Labeled region entries:
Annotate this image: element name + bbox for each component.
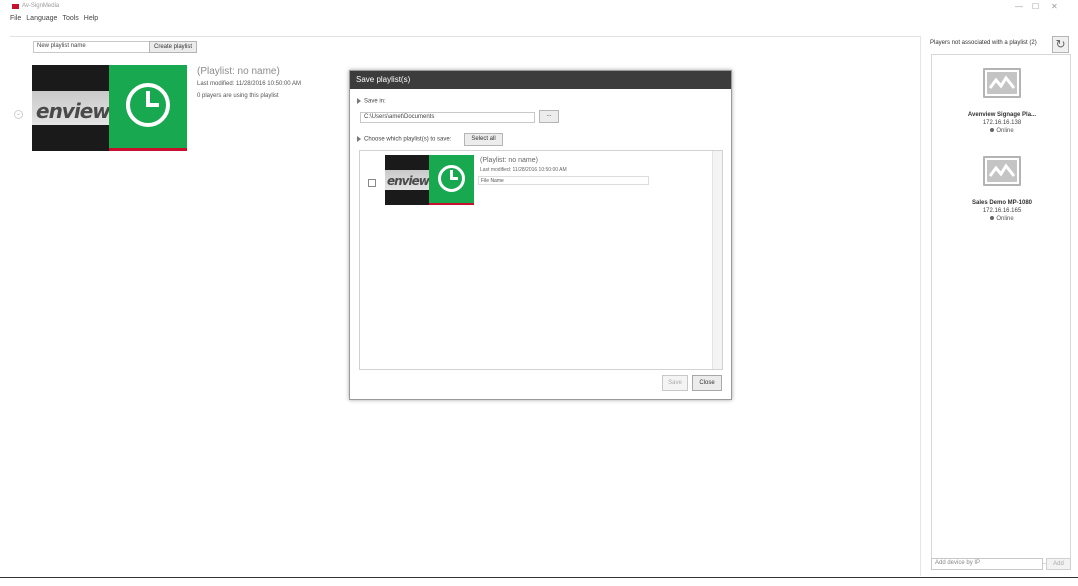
window-bottom-border xyxy=(0,577,1078,578)
status-dot-icon xyxy=(990,128,995,133)
player-item[interactable]: Sales Demo MP-1080 172.16.16.165 Online xyxy=(932,155,1072,255)
save-path-input[interactable]: C:\Users\amet\Documents xyxy=(360,112,535,123)
row-last-modified: Last modified: 11/28/2016 10:50:00 AM xyxy=(480,167,567,173)
create-playlist-button[interactable]: Create playlist xyxy=(149,41,197,53)
player-status: Online xyxy=(932,216,1072,222)
playlist-players-count: 0 players are using this playlist xyxy=(197,93,279,99)
expand-triangle-icon xyxy=(357,98,361,104)
add-device-ip-input[interactable]: Add device by IP xyxy=(931,558,1043,570)
choose-playlists-text: Choose which playlist(s) to save: xyxy=(364,136,452,143)
playlist-thumbnail[interactable]: enview xyxy=(32,65,187,151)
player-name: Avenview Signage Pla... xyxy=(967,112,1037,118)
status-dot-icon xyxy=(990,216,995,221)
app-title: Av-SignMedia xyxy=(22,3,60,9)
thumbnail-brand-text: enview xyxy=(36,99,111,123)
maximize-icon[interactable]: ☐ xyxy=(1032,2,1039,11)
media-player-icon xyxy=(983,68,1021,98)
menu-file[interactable]: File xyxy=(10,15,21,27)
player-ip: 172.16.16.138 xyxy=(982,120,1022,126)
playlist-select-list: enview (Playlist: no name) Last modified… xyxy=(359,150,723,370)
player-ip: 172.16.16.165 xyxy=(982,208,1022,214)
row-playlist-name: (Playlist: no name) xyxy=(480,157,538,164)
thumbnail-brand-text: enview xyxy=(387,174,430,188)
menu-language[interactable]: Language xyxy=(26,15,57,27)
choose-playlists-label[interactable]: Choose which playlist(s) to save: xyxy=(357,136,451,143)
close-dialog-button[interactable]: Close xyxy=(692,375,722,391)
close-window-icon[interactable]: ✕ xyxy=(1051,2,1058,11)
row-playlist-thumbnail: enview xyxy=(385,155,474,205)
select-all-button[interactable]: Select all xyxy=(464,133,503,146)
playlist-last-modified: Last modified: 11/28/2016 10:50:00 AM xyxy=(197,81,301,87)
save-in-label[interactable]: Save in: xyxy=(357,98,386,105)
media-player-icon xyxy=(983,156,1021,186)
player-status-text: Online xyxy=(996,216,1014,222)
file-name-input[interactable]: File Name xyxy=(478,176,649,185)
expand-chevron-icon[interactable]: ⌄ xyxy=(14,110,23,119)
players-list: Avenview Signage Pla... 172.16.16.138 On… xyxy=(931,54,1071,564)
save-playlists-dialog: Save playlist(s) Save in: C:\Users\amet\… xyxy=(349,70,732,400)
app-window: Av-SignMedia — ☐ ✕ File Language Tools H… xyxy=(0,0,1078,586)
minimize-icon[interactable]: — xyxy=(1015,2,1023,11)
clock-hand-icon xyxy=(146,103,159,107)
dialog-title: Save playlist(s) xyxy=(350,71,731,89)
new-playlist-name-input[interactable]: New playlist name xyxy=(33,41,154,53)
browse-button[interactable]: ... xyxy=(539,110,559,123)
player-name: Sales Demo MP-1080 xyxy=(971,200,1033,206)
title-bar: Av-SignMedia — ☐ ✕ xyxy=(0,0,1078,14)
menu-help[interactable]: Help xyxy=(84,15,98,27)
expand-triangle-icon xyxy=(357,136,361,142)
thumbnail-clock-panel xyxy=(429,155,474,205)
save-in-text: Save in: xyxy=(364,98,386,105)
playlist-name: (Playlist: no name) xyxy=(197,66,280,77)
player-status-text: Online xyxy=(996,128,1014,134)
player-status: Online xyxy=(932,128,1072,134)
player-item[interactable]: Avenview Signage Pla... 172.16.16.138 On… xyxy=(932,55,1072,155)
save-button[interactable]: Save xyxy=(662,375,688,391)
menu-tools[interactable]: Tools xyxy=(62,15,78,27)
unassigned-players-pane: Players not associated with a playlist (… xyxy=(926,36,1075,576)
add-device-button[interactable]: Add xyxy=(1046,558,1071,570)
clock-hand-icon xyxy=(450,177,458,180)
refresh-icon[interactable]: ↻ xyxy=(1052,36,1069,53)
playlist-row-checkbox[interactable] xyxy=(368,179,376,187)
list-scrollbar[interactable] xyxy=(712,151,722,369)
unassigned-players-header: Players not associated with a playlist (… xyxy=(930,40,1037,46)
menu-bar: File Language Tools Help xyxy=(10,15,98,27)
app-logo-icon xyxy=(12,4,19,9)
thumbnail-clock-panel xyxy=(109,65,187,151)
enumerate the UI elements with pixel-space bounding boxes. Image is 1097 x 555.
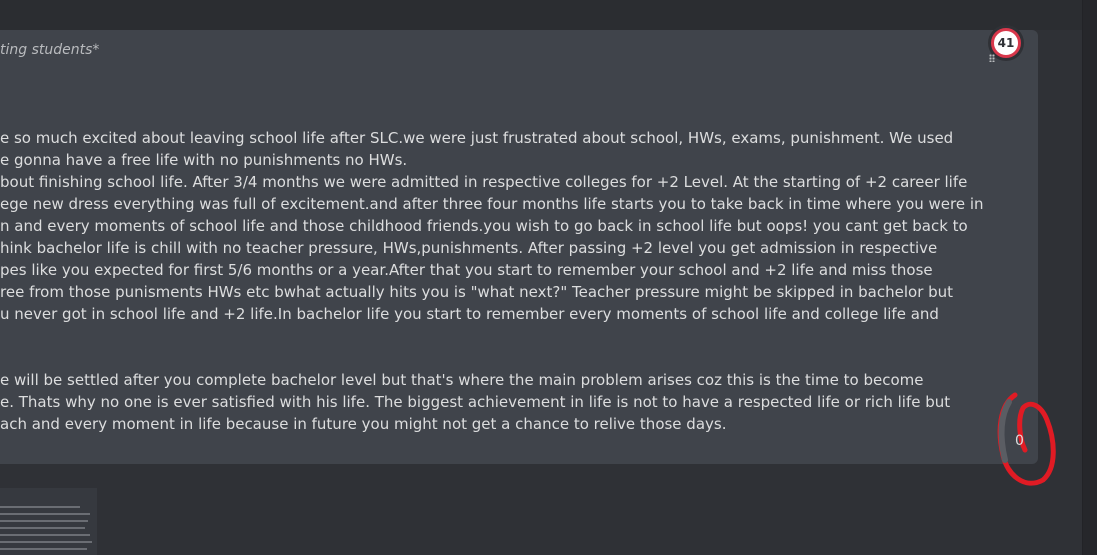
paragraph-1[interactable]: e so much excited about leaving school l… (0, 127, 984, 325)
text-line: e so much excited about leaving school l… (0, 129, 954, 147)
notification-badge[interactable]: 41 (991, 28, 1021, 58)
text-line: ree from those punisments HWs etc bwhat … (0, 283, 954, 301)
preview-thumbnail[interactable] (0, 488, 97, 555)
thumb-text-line (0, 506, 80, 508)
paragraph-2[interactable]: e will be settled after you complete bac… (0, 369, 950, 435)
scrollbar-track[interactable] (1083, 0, 1097, 555)
text-line: ege new dress everything was full of exc… (0, 195, 984, 213)
character-counter: 0 (1015, 433, 1024, 449)
text-line: e gonna have a free life with no punishm… (0, 151, 408, 169)
text-line: ach and every moment in life because in … (0, 415, 727, 433)
thumb-text-line (0, 548, 87, 550)
top-bar (0, 0, 1097, 30)
text-line: hink bachelor life is chill with no teac… (0, 239, 938, 257)
text-line: bout finishing school life. After 3/4 mo… (0, 173, 968, 191)
text-line: e will be settled after you complete bac… (0, 371, 924, 389)
thumb-text-line (0, 541, 92, 543)
annotation-circle-icon (997, 392, 1056, 486)
post-title: ting students* (0, 42, 100, 58)
character-counter-ring (995, 390, 1057, 490)
thumb-text-line (0, 527, 85, 529)
text-line: e. Thats why no one is ever satisfied wi… (0, 393, 951, 411)
text-line: pes like you expected for first 5/6 mont… (0, 261, 933, 279)
thumb-text-line (0, 534, 90, 536)
text-line: u never got in school life and +2 life.I… (0, 305, 939, 323)
drag-handle-icon[interactable] (989, 54, 995, 62)
thumb-text-line (0, 520, 88, 522)
text-line: n and every moments of school life and t… (0, 217, 968, 235)
thumb-text-line (0, 513, 90, 515)
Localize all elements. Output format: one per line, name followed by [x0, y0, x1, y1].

### STATED GOAL
Reproduce these items line for line, leaving out the pictures.

### EXERCISE RESPONSE
Annotate this image: element name + bbox for each component.
window-bottom-border xyxy=(0,577,1078,578)
status-dot-icon xyxy=(990,128,995,133)
player-item[interactable]: Sales Demo MP-1080 172.16.16.165 Online xyxy=(932,155,1072,255)
save-path-input[interactable]: C:\Users\amet\Documents xyxy=(360,112,535,123)
row-last-modified: Last modified: 11/28/2016 10:50:00 AM xyxy=(480,167,567,173)
create-playlist-button[interactable]: Create playlist xyxy=(149,41,197,53)
player-status: Online xyxy=(932,216,1072,222)
playlist-players-count: 0 players are using this playlist xyxy=(197,93,279,99)
expand-triangle-icon xyxy=(357,98,361,104)
add-device-ip-input[interactable]: Add device by IP xyxy=(931,558,1043,570)
choose-playlists-text: Choose which playlist(s) to save: xyxy=(364,136,452,143)
playlist-thumbnail[interactable]: enview xyxy=(32,65,187,151)
player-name: Avenview Signage Pla... xyxy=(967,112,1037,118)
status-dot-icon xyxy=(990,216,995,221)
app-title: Av-SignMedia xyxy=(22,3,60,9)
thumbnail-brand-text: enview xyxy=(36,99,111,123)
maximize-icon[interactable]: ☐ xyxy=(1032,2,1039,11)
media-player-icon xyxy=(983,68,1021,98)
menu-file[interactable]: File xyxy=(10,15,21,27)
player-ip: 172.16.16.138 xyxy=(982,120,1022,126)
playlist-select-list: enview (Playlist: no name) Last modified… xyxy=(359,150,723,370)
player-ip: 172.16.16.165 xyxy=(982,208,1022,214)
row-playlist-name: (Playlist: no name) xyxy=(480,157,538,164)
thumbnail-brand-text: enview xyxy=(387,174,430,188)
menu-language[interactable]: Language xyxy=(26,15,57,27)
choose-playlists-label[interactable]: Choose which playlist(s) to save: xyxy=(357,136,451,143)
close-dialog-button[interactable]: Close xyxy=(692,375,722,391)
close-window-icon[interactable]: ✕ xyxy=(1051,2,1058,11)
row-playlist-thumbnail: enview xyxy=(385,155,474,205)
select-all-button[interactable]: Select all xyxy=(464,133,503,146)
playlist-last-modified: Last modified: 11/28/2016 10:50:00 AM xyxy=(197,81,301,87)
save-in-label[interactable]: Save in: xyxy=(357,98,386,105)
media-player-icon xyxy=(983,156,1021,186)
player-status-text: Online xyxy=(996,216,1014,222)
file-name-input[interactable]: File Name xyxy=(478,176,649,185)
expand-chevron-icon[interactable]: ⌄ xyxy=(14,110,23,119)
players-list: Avenview Signage Pla... 172.16.16.138 On… xyxy=(931,54,1071,564)
save-playlists-dialog: Save playlist(s) Save in: C:\Users\amet\… xyxy=(349,70,732,400)
app-window: Av-SignMedia — ☐ ✕ File Language Tools H… xyxy=(0,0,1078,586)
minimize-icon[interactable]: — xyxy=(1015,2,1023,11)
clock-hand-icon xyxy=(146,103,159,107)
dialog-title: Save playlist(s) xyxy=(350,71,731,89)
new-playlist-name-input[interactable]: New playlist name xyxy=(33,41,154,53)
browse-button[interactable]: ... xyxy=(539,110,559,123)
player-name: Sales Demo MP-1080 xyxy=(971,200,1033,206)
title-bar: Av-SignMedia — ☐ ✕ xyxy=(0,0,1078,14)
menu-help[interactable]: Help xyxy=(84,15,98,27)
expand-triangle-icon xyxy=(357,136,361,142)
thumbnail-clock-panel xyxy=(429,155,474,205)
save-in-text: Save in: xyxy=(364,98,386,105)
playlist-name: (Playlist: no name) xyxy=(197,66,280,77)
player-status-text: Online xyxy=(996,128,1014,134)
player-status: Online xyxy=(932,128,1072,134)
player-item[interactable]: Avenview Signage Pla... 172.16.16.138 On… xyxy=(932,55,1072,155)
save-button[interactable]: Save xyxy=(662,375,688,391)
menu-tools[interactable]: Tools xyxy=(62,15,78,27)
unassigned-players-pane: Players not associated with a playlist (… xyxy=(926,36,1075,576)
add-device-button[interactable]: Add xyxy=(1046,558,1071,570)
clock-hand-icon xyxy=(450,177,458,180)
refresh-icon[interactable]: ↻ xyxy=(1052,36,1069,53)
playlist-row-checkbox[interactable] xyxy=(368,179,376,187)
list-scrollbar[interactable] xyxy=(712,151,722,369)
unassigned-players-header: Players not associated with a playlist (… xyxy=(930,40,1037,46)
menu-bar: File Language Tools Help xyxy=(10,15,98,27)
app-logo-icon xyxy=(12,4,19,9)
thumbnail-clock-panel xyxy=(109,65,187,151)
enumerate the UI elements with pixel-space bounding boxes. Image is 1097 x 555.
paragraph-1[interactable]: e so much excited about leaving school l… (0, 127, 984, 325)
text-line: e so much excited about leaving school l… (0, 129, 954, 147)
notification-badge[interactable]: 41 (991, 28, 1021, 58)
text-line: ree from those punisments HWs etc bwhat … (0, 283, 954, 301)
preview-thumbnail[interactable] (0, 488, 97, 555)
thumb-text-line (0, 506, 80, 508)
paragraph-2[interactable]: e will be settled after you complete bac… (0, 369, 950, 435)
scrollbar-track[interactable] (1083, 0, 1097, 555)
text-line: ege new dress everything was full of exc… (0, 195, 984, 213)
character-counter: 0 (1015, 433, 1024, 449)
text-line: e gonna have a free life with no punishm… (0, 151, 408, 169)
text-line: ach and every moment in life because in … (0, 415, 727, 433)
thumb-text-line (0, 548, 87, 550)
top-bar (0, 0, 1097, 30)
text-line: hink bachelor life is chill with no teac… (0, 239, 938, 257)
text-line: bout finishing school life. After 3/4 mo… (0, 173, 968, 191)
text-line: e will be settled after you complete bac… (0, 371, 924, 389)
thumb-text-line (0, 541, 92, 543)
annotation-circle-icon (997, 392, 1056, 486)
post-title: ting students* (0, 42, 100, 58)
character-counter-ring (995, 390, 1057, 490)
thumb-text-line (0, 527, 85, 529)
text-line: e. Thats why no one is ever satisfied wi… (0, 393, 951, 411)
text-line: pes like you expected for first 5/6 mont… (0, 261, 933, 279)
thumb-text-line (0, 534, 90, 536)
text-line: u never got in school life and +2 life.I… (0, 305, 939, 323)
drag-handle-icon[interactable] (989, 54, 995, 62)
thumb-text-line (0, 520, 88, 522)
text-line: n and every moments of school life and t… (0, 217, 968, 235)
thumb-text-line (0, 513, 90, 515)
Localize all elements. Output format: one per line, name followed by [x0, y0, x1, y1].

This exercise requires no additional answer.